Stored data -
━━━━━━━━━━━━━━━━━━━━

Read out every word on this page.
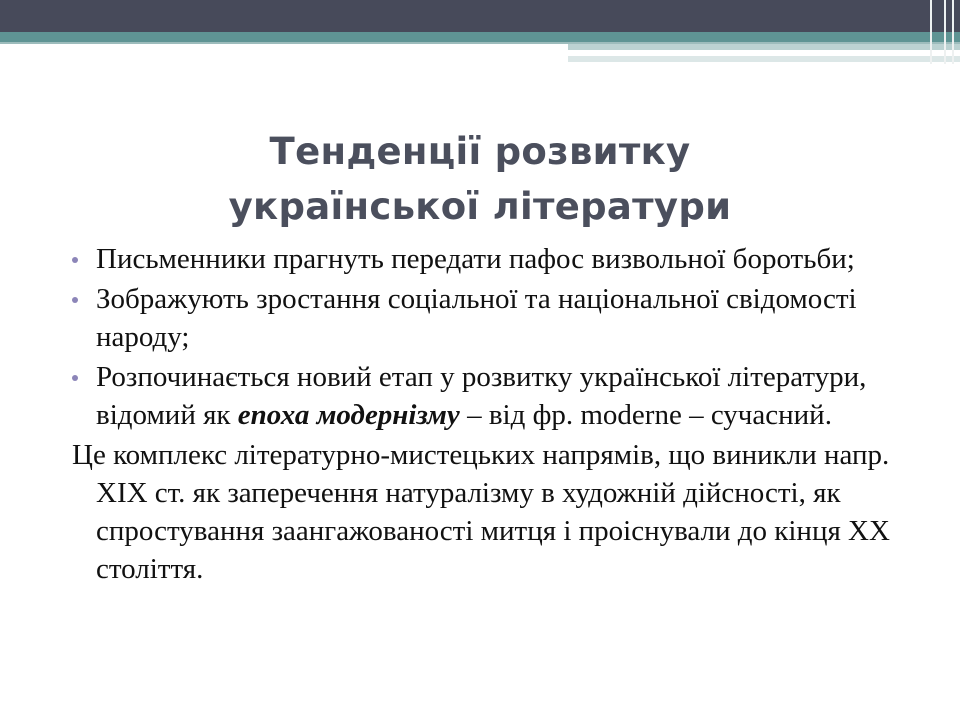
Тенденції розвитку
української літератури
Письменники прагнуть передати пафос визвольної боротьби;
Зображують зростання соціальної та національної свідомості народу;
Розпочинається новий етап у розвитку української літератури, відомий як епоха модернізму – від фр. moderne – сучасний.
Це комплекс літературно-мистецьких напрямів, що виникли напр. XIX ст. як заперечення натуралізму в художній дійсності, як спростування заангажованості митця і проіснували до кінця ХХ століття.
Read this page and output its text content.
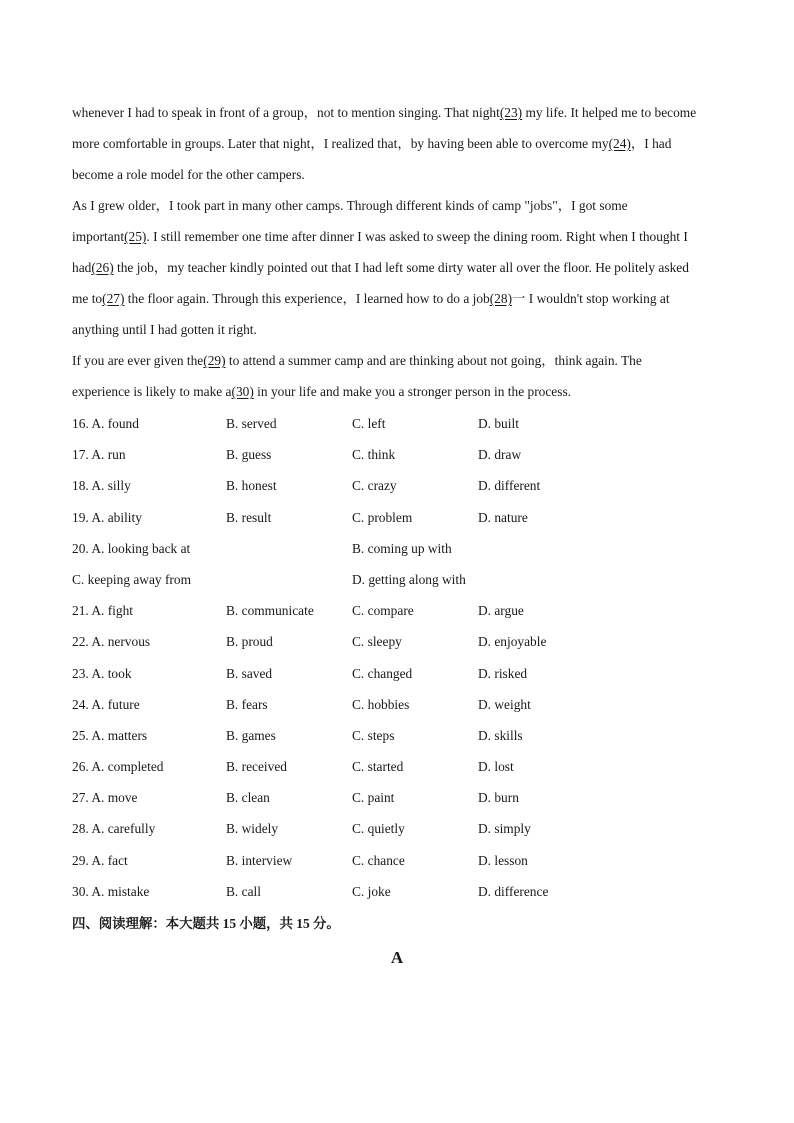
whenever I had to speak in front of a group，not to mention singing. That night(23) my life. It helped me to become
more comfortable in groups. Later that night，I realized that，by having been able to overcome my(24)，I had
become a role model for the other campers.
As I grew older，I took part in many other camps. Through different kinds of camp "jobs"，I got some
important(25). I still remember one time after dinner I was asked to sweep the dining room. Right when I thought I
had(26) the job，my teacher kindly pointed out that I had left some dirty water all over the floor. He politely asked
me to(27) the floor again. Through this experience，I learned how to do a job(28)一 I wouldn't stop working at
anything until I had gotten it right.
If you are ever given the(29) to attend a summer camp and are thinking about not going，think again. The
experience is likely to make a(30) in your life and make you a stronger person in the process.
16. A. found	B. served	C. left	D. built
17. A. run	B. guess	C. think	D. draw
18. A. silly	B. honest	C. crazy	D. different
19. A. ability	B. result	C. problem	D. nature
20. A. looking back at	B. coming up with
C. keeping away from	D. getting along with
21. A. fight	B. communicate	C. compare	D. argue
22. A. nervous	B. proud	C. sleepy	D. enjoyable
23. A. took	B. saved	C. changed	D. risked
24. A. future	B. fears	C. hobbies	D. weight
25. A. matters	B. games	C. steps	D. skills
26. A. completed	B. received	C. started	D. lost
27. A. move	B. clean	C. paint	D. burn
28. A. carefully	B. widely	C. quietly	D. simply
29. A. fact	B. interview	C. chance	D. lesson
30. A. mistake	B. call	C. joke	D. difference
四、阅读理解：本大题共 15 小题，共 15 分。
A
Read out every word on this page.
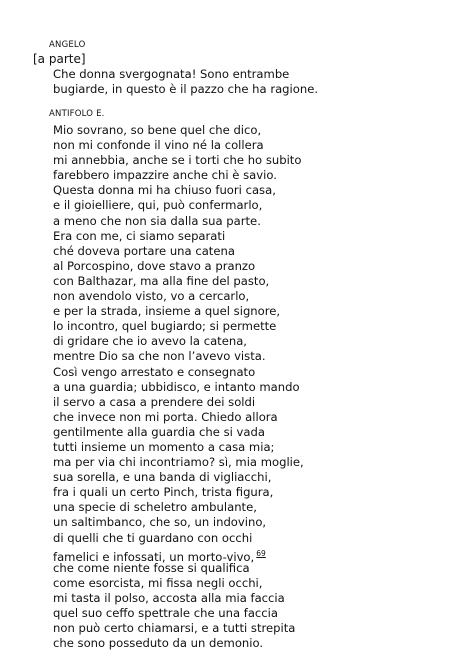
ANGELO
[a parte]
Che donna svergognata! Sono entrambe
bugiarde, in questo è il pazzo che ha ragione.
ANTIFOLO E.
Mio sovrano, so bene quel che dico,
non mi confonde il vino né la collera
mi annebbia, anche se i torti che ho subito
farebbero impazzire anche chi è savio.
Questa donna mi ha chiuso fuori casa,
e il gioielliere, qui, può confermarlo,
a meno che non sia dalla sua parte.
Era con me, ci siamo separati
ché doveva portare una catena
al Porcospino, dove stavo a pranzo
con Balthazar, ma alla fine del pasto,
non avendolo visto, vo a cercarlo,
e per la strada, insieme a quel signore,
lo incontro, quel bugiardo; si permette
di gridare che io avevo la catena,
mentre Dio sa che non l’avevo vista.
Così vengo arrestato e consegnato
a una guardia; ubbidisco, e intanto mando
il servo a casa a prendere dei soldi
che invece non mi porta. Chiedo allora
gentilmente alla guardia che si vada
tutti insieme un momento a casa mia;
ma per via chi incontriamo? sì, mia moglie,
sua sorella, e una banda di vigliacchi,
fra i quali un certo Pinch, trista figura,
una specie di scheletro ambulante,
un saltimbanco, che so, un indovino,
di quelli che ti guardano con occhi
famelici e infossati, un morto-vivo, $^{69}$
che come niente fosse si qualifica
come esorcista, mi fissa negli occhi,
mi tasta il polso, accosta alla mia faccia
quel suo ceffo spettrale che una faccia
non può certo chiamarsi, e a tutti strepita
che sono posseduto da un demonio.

━━━━━━━━━━━━━━━━━━━━

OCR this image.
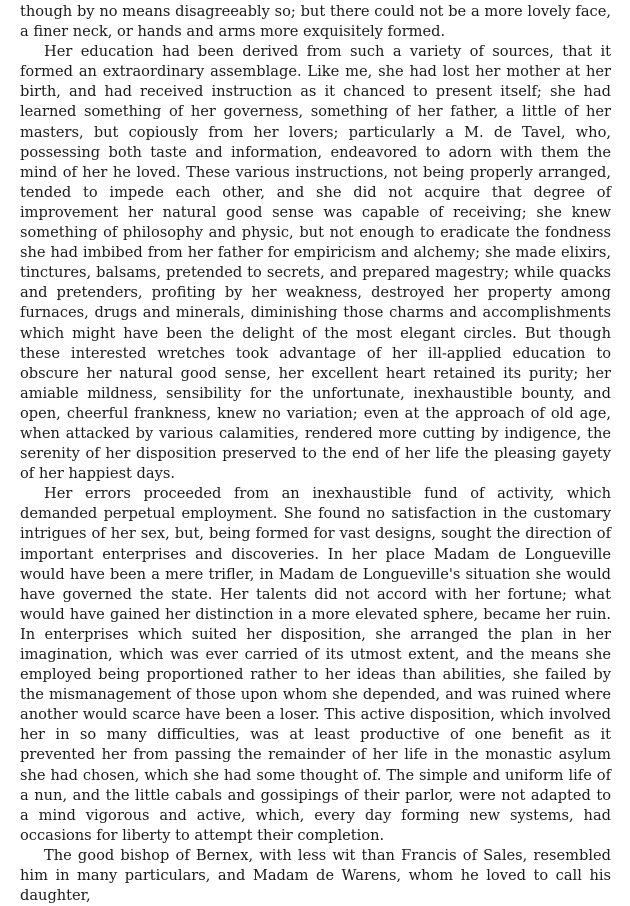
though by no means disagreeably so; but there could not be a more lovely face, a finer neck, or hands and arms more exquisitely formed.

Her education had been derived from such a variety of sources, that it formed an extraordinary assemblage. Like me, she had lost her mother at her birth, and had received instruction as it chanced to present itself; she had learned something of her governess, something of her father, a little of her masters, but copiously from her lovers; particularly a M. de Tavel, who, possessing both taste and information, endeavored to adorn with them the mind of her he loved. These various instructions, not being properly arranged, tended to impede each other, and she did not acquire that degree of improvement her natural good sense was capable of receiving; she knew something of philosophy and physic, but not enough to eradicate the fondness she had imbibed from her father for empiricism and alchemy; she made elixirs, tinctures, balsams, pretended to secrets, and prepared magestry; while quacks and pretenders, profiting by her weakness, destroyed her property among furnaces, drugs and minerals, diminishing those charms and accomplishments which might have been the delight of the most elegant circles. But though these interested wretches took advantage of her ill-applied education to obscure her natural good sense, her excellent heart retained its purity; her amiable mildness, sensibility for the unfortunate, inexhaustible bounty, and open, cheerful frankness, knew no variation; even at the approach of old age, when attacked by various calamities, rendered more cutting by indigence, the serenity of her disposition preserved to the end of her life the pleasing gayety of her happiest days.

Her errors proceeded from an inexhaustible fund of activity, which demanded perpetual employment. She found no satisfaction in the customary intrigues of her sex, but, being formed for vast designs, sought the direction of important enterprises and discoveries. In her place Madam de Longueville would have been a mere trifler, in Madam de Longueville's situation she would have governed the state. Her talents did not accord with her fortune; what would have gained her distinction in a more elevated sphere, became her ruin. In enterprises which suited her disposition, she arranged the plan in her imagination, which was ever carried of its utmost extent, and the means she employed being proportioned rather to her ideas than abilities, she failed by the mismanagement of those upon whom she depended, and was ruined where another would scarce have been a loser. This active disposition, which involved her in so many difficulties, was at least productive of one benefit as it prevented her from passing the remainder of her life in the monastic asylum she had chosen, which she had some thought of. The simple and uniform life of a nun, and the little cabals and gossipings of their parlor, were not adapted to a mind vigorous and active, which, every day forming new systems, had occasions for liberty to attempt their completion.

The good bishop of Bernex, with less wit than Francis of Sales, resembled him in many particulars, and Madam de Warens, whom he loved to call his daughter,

━━━━━━━━━━━━━━━━━━━━

Tally the lines of the records holding the word "літератури", then state only the tally.

2